[start Supplied information]

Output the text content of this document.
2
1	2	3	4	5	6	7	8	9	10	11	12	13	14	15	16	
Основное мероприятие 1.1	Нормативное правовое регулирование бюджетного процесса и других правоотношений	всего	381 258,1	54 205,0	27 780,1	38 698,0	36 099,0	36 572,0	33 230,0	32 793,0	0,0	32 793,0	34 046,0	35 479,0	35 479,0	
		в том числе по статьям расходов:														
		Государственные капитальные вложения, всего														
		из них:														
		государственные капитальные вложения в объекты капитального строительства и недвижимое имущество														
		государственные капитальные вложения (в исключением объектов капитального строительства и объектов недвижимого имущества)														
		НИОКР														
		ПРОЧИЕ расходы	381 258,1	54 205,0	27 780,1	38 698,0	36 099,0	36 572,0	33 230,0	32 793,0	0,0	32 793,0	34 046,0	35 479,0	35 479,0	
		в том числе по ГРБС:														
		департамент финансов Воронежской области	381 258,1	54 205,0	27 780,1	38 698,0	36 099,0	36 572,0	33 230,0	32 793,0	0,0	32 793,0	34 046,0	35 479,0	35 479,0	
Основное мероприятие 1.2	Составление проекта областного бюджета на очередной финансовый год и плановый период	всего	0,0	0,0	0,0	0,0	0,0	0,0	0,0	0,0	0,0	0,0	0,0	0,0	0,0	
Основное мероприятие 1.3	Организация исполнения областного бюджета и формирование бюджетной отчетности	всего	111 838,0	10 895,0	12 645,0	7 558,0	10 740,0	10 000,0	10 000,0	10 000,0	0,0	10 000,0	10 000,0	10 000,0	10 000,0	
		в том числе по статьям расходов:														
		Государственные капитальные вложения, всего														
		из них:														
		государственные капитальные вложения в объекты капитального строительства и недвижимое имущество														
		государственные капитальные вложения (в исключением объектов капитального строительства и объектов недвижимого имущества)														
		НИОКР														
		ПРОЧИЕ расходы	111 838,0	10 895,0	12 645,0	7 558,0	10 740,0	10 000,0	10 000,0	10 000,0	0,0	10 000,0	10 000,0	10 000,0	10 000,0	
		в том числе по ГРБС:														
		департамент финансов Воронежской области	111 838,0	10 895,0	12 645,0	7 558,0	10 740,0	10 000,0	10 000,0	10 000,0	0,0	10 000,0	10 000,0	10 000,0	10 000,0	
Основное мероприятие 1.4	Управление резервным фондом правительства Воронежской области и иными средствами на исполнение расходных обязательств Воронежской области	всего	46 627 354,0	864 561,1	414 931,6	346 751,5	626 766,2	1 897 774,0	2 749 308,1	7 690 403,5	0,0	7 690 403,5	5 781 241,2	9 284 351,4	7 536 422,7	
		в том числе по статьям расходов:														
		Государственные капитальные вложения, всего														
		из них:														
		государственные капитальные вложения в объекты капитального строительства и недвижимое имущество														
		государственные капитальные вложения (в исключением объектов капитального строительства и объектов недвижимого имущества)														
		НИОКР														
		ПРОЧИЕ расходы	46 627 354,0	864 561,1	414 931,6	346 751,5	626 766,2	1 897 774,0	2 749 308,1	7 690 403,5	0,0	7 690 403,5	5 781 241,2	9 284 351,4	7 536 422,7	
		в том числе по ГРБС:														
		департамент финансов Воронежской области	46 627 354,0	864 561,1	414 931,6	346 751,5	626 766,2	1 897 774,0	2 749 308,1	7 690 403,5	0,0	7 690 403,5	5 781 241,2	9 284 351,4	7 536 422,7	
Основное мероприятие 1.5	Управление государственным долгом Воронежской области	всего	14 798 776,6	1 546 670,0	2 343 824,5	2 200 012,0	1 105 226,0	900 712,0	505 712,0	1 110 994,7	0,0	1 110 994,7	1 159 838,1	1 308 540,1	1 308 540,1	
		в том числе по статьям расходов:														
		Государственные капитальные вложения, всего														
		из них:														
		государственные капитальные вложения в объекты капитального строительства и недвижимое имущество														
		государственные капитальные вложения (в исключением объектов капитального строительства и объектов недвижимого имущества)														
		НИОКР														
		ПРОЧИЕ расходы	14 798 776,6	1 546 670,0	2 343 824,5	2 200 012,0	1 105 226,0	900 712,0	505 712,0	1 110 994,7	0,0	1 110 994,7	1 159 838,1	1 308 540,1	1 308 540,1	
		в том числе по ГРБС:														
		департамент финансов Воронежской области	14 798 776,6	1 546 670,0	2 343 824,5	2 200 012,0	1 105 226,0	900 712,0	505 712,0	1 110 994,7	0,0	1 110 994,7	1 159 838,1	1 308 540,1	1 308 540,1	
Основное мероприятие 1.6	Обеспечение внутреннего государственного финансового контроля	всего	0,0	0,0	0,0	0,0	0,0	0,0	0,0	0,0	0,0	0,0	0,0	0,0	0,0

[end Supplied information]

# Written problem
Copy out every line of the data that includes the word "областного".

# Answer below
Основное мероприятие 1.2	Составление проекта областного бюджета на очередной финансовый год и плановый период	всего	0,0	0,0	0,0	0,0	0,0	0,0	0,0	0,0	0,0	0,0	0,0	0,0	0,0	
Основное мероприятие 1.3	Организация исполнения областного бюджета и формирование бюджетной отчетности	всего	111 838,0	10 895,0	12 645,0	7 558,0	10 740,0	10 000,0	10 000,0	10 000,0	0,0	10 000,0	10 000,0	10 000,0	10 000,0	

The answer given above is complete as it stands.